Brief
Print out the material that follows word for word.

Supplied material
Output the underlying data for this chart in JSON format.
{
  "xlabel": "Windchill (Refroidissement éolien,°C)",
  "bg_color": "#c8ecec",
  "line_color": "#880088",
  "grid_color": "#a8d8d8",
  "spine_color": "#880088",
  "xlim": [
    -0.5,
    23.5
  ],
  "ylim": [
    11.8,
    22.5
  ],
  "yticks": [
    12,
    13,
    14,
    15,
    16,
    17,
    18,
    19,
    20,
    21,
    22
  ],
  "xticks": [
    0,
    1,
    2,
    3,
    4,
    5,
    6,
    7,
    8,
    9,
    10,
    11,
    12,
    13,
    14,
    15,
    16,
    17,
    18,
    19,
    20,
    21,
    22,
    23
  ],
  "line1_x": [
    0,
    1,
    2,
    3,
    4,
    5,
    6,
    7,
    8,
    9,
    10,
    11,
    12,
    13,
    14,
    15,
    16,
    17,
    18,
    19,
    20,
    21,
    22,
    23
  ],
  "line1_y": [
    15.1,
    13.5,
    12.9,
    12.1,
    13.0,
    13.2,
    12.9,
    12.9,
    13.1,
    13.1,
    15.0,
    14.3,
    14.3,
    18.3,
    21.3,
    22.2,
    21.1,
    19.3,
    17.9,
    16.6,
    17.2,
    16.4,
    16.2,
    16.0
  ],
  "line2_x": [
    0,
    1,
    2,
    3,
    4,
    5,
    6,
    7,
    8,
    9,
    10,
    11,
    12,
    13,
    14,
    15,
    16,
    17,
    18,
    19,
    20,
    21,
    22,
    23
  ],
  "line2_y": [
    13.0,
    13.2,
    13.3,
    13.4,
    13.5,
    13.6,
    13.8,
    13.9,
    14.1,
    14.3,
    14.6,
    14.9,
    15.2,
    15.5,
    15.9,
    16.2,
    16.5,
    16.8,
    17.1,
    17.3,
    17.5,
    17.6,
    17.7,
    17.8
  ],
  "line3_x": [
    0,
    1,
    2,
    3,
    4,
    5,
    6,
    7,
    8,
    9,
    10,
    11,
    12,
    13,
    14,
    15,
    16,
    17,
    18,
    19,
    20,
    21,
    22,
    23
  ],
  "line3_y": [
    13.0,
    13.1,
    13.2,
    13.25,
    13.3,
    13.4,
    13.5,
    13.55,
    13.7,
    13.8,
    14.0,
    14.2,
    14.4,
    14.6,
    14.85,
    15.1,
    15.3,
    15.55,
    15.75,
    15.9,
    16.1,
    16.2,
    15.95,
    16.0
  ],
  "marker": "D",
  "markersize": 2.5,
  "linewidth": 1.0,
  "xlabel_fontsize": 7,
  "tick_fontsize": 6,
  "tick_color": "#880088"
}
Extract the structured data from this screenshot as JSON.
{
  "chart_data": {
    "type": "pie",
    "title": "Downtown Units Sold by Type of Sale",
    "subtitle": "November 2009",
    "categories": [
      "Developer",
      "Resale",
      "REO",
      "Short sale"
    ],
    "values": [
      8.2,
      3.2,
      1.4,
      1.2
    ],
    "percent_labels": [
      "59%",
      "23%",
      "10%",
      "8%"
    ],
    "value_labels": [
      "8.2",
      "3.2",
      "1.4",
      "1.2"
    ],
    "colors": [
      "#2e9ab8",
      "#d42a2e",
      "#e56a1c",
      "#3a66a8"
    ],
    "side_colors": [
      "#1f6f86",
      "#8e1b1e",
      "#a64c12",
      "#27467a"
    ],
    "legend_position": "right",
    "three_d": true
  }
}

The result
Output the underlying data for this chart in JSON format.
{
  "xlabel": "Windchill (Refroidissement éolien,°C)",
  "bg_color": "#c8ecec",
  "line_color": "#880088",
  "grid_color": "#a8d8d8",
  "spine_color": "#880088",
  "xlim": [
    -0.5,
    23.5
  ],
  "ylim": [
    11.8,
    22.5
  ],
  "yticks": [
    12,
    13,
    14,
    15,
    16,
    17,
    18,
    19,
    20,
    21,
    22
  ],
  "xticks": [
    0,
    1,
    2,
    3,
    4,
    5,
    6,
    7,
    8,
    9,
    10,
    11,
    12,
    13,
    14,
    15,
    16,
    17,
    18,
    19,
    20,
    21,
    22,
    23
  ],
  "line1_x": [
    0,
    1,
    2,
    3,
    4,
    5,
    6,
    7,
    8,
    9,
    10,
    11,
    12,
    13,
    14,
    15,
    16,
    17,
    18,
    19,
    20,
    21,
    22,
    23
  ],
  "line1_y": [
    15.1,
    13.5,
    12.9,
    12.1,
    13.0,
    13.2,
    12.9,
    12.9,
    13.1,
    13.1,
    15.0,
    14.3,
    14.3,
    18.3,
    21.3,
    22.2,
    21.1,
    19.3,
    17.9,
    16.6,
    17.2,
    16.4,
    16.2,
    16.0
  ],
  "line2_x": [
    0,
    1,
    2,
    3,
    4,
    5,
    6,
    7,
    8,
    9,
    10,
    11,
    12,
    13,
    14,
    15,
    16,
    17,
    18,
    19,
    20,
    21,
    22,
    23
  ],
  "line2_y": [
    13.0,
    13.2,
    13.3,
    13.4,
    13.5,
    13.6,
    13.8,
    13.9,
    14.1,
    14.3,
    14.6,
    14.9,
    15.2,
    15.5,
    15.9,
    16.2,
    16.5,
    16.8,
    17.1,
    17.3,
    17.5,
    17.6,
    17.7,
    17.8
  ],
  "line3_x": [
    0,
    1,
    2,
    3,
    4,
    5,
    6,
    7,
    8,
    9,
    10,
    11,
    12,
    13,
    14,
    15,
    16,
    17,
    18,
    19,
    20,
    21,
    22,
    23
  ],
  "line3_y": [
    13.0,
    13.1,
    13.2,
    13.25,
    13.3,
    13.4,
    13.5,
    13.55,
    13.7,
    13.8,
    14.0,
    14.2,
    14.4,
    14.6,
    14.85,
    15.1,
    15.3,
    15.55,
    15.75,
    15.9,
    16.1,
    16.2,
    15.95,
    16.0
  ],
  "marker": "D",
  "markersize": 2.5,
  "linewidth": 1.0,
  "xlabel_fontsize": 7,
  "tick_fontsize": 6,
  "tick_color": "#880088"
}
Extract the structured data from this screenshot as JSON.
{
  "chart_data": {
    "type": "pie",
    "title": "Downtown Units Sold by Type of Sale",
    "subtitle": "November 2009",
    "categories": [
      "Developer",
      "Resale",
      "REO",
      "Short sale"
    ],
    "values": [
      8.2,
      3.2,
      1.4,
      1.2
    ],
    "percent_labels": [
      "59%",
      "23%",
      "10%",
      "8%"
    ],
    "value_labels": [
      "8.2",
      "3.2",
      "1.4",
      "1.2"
    ],
    "colors": [
      "#2e9ab8",
      "#d42a2e",
      "#e56a1c",
      "#3a66a8"
    ],
    "side_colors": [
      "#1f6f86",
      "#8e1b1e",
      "#a64c12",
      "#27467a"
    ],
    "legend_position": "right",
    "three_d": true
  }
}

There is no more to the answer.